▶ _Extracted records_
▽

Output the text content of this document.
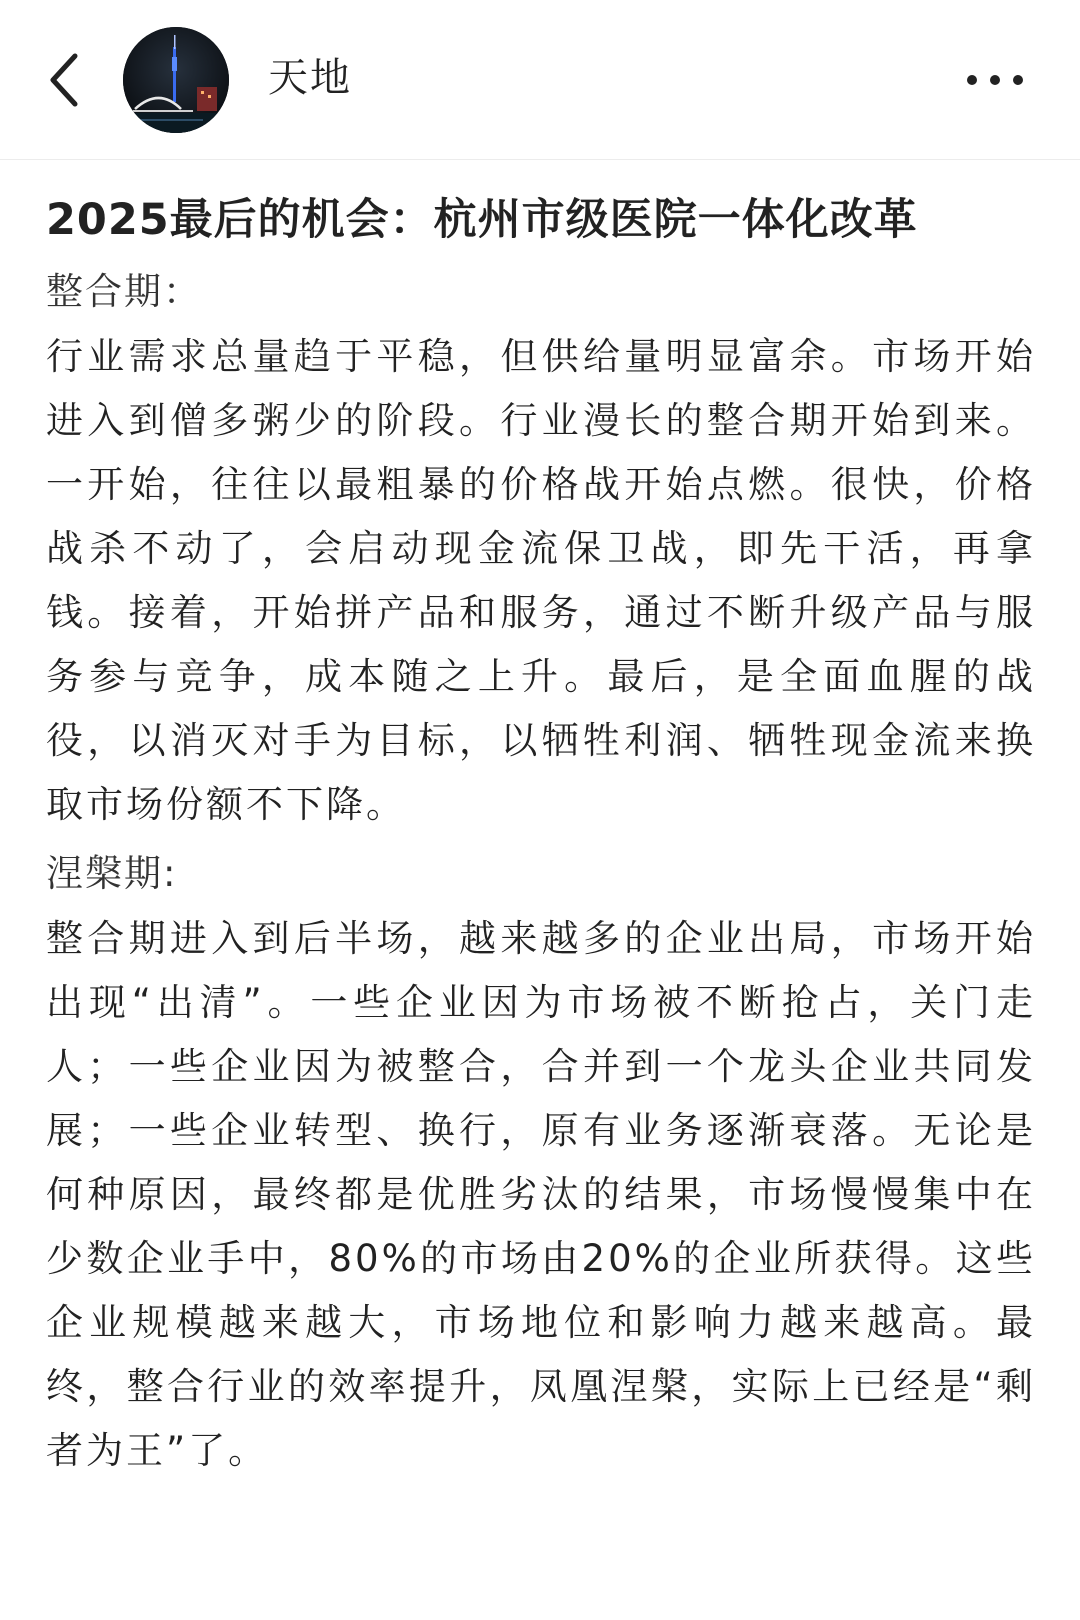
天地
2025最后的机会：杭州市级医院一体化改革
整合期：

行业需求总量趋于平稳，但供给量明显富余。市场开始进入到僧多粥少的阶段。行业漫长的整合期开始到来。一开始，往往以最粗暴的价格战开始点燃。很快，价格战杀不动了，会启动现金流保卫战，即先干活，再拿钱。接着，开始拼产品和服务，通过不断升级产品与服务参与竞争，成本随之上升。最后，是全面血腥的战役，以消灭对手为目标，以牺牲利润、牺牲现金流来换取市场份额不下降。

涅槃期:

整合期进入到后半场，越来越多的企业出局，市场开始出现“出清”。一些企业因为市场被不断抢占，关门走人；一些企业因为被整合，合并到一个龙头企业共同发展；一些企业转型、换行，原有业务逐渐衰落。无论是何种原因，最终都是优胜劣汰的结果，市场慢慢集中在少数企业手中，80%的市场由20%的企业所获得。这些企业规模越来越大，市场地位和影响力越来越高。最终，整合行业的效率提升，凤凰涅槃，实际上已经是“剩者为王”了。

△
▽

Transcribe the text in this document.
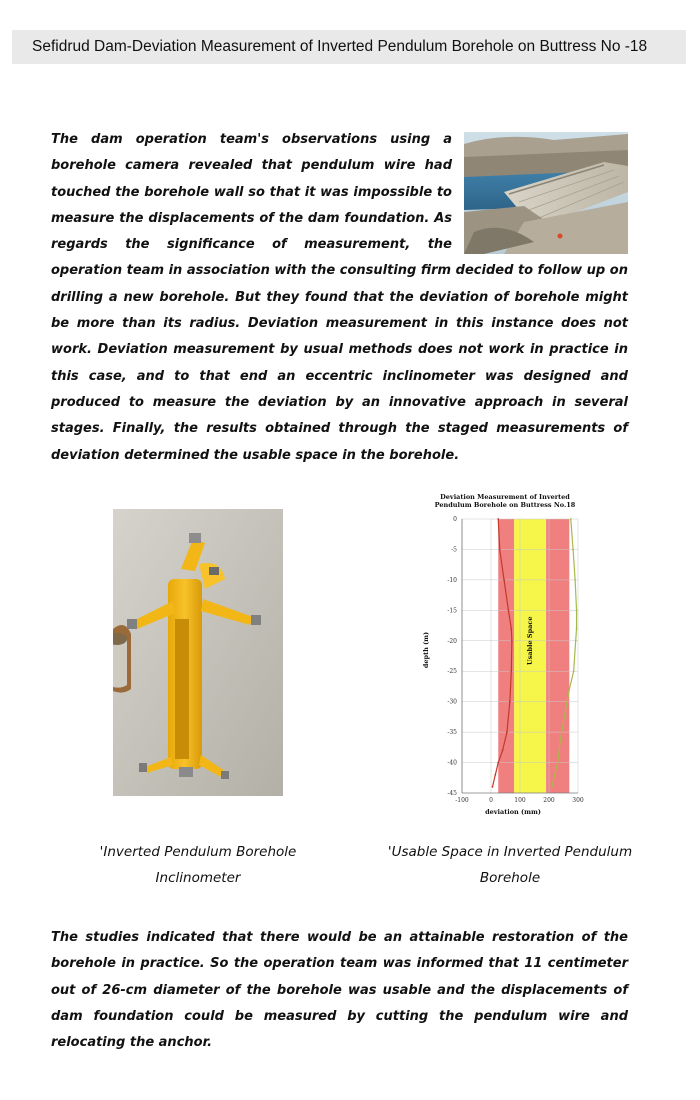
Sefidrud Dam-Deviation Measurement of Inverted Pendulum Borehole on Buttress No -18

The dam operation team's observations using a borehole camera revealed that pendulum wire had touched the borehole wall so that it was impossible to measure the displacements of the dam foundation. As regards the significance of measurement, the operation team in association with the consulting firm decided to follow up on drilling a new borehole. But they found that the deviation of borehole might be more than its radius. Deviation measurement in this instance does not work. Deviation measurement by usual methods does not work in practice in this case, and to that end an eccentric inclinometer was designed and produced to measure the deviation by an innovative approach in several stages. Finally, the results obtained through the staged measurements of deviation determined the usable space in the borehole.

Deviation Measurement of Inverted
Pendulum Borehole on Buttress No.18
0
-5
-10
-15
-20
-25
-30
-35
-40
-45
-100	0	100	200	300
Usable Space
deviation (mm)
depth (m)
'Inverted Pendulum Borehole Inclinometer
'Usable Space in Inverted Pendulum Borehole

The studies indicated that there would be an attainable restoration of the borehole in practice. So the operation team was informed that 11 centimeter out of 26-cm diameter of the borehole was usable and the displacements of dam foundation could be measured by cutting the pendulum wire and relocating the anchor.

△
▽

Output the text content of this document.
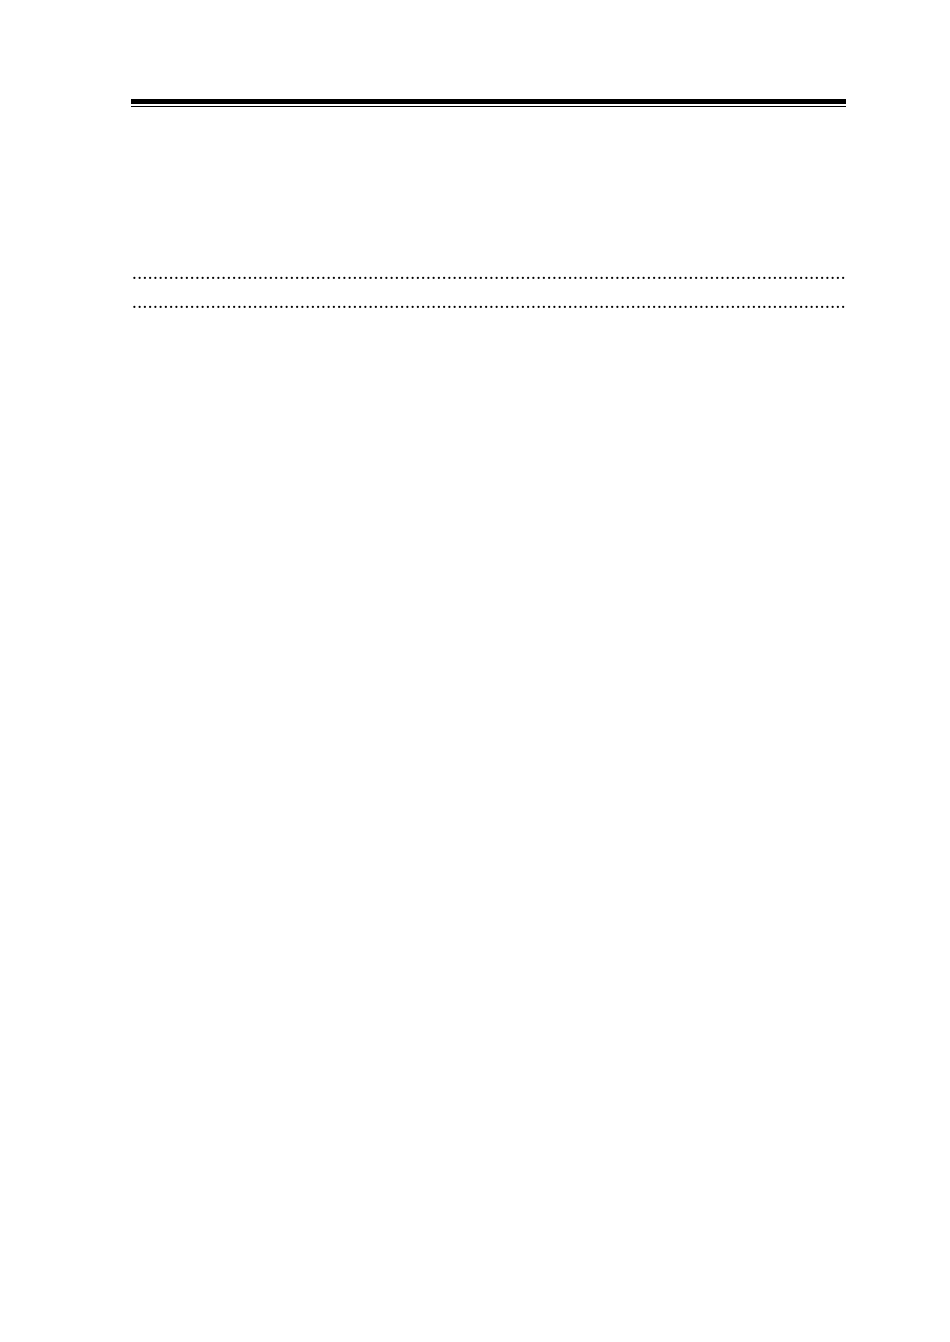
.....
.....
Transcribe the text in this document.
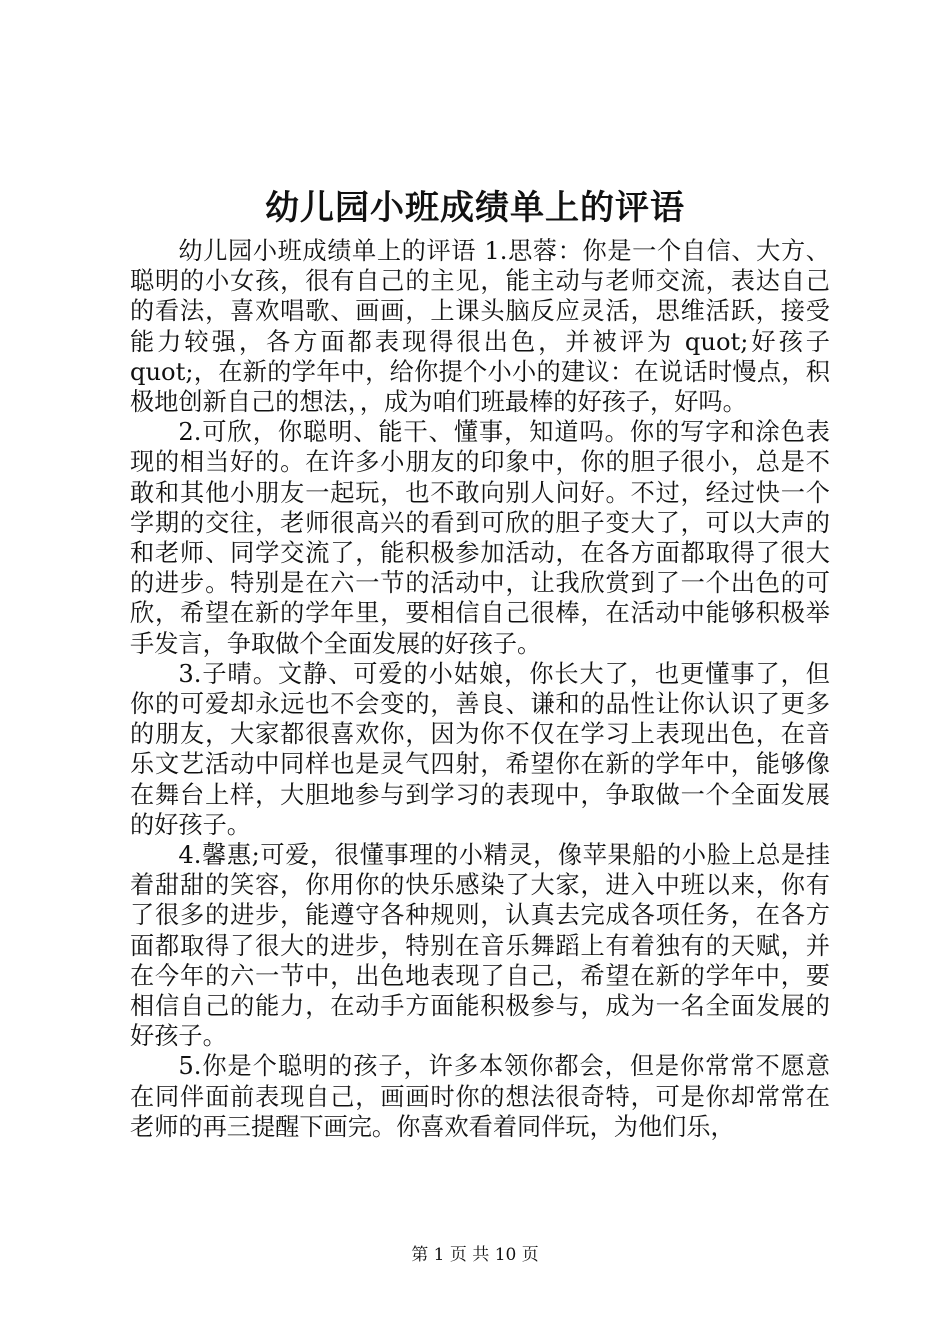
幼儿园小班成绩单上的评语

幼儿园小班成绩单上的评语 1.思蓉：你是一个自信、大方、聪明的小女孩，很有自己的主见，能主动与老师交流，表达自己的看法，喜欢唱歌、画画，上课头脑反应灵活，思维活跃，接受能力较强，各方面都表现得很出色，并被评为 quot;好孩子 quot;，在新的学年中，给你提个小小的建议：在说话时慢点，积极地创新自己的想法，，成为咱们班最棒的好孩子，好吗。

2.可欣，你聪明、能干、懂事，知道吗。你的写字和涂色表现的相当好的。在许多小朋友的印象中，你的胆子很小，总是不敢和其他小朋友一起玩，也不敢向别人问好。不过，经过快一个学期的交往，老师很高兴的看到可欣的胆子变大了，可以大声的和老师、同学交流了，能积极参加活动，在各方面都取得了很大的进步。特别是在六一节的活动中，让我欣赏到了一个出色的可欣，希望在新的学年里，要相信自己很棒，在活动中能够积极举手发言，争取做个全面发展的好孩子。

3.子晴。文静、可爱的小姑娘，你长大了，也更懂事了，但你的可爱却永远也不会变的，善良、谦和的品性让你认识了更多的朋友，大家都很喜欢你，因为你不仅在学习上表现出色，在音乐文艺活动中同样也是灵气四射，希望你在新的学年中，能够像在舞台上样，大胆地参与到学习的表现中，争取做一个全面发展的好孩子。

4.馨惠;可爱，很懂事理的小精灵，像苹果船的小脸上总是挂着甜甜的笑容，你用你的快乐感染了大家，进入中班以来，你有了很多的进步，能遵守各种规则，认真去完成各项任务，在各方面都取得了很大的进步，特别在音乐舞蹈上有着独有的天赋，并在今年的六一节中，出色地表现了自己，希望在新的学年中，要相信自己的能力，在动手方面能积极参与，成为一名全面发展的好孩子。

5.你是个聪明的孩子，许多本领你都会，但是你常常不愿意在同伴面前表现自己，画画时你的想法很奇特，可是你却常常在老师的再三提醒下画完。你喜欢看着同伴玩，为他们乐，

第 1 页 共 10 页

△

▶ _Task to carry out_
Using the material above, report each line where "在各方面都取得了很大的进步" occurs.

▶ _Reply_
2.可欣，你聪明、能干、懂事，知道吗。你的写字和涂色表现的相当好的。在许多小朋友的印象中，你的胆子很小，总是不敢和其他小朋友一起玩，也不敢向别人问好。不过，经过快一个学期的交往，老师很高兴的看到可欣的胆子变大了，可以大声的和老师、同学交流了，能积极参加活动，在各方面都取得了很大的进步。特别是在六一节的活动中，让我欣赏到了一个出色的可欣，希望在新的学年里，要相信自己很棒，在活动中能够积极举手发言，争取做个全面发展的好孩子。
4.馨惠;可爱，很懂事理的小精灵，像苹果船的小脸上总是挂着甜甜的笑容，你用你的快乐感染了大家，进入中班以来，你有了很多的进步，能遵守各种规则，认真去完成各项任务，在各方面都取得了很大的进步，特别在音乐舞蹈上有着独有的天赋，并在今年的六一节中，出色地表现了自己，希望在新的学年中，要相信自己的能力，在动手方面能积极参与，成为一名全面发展的好孩子。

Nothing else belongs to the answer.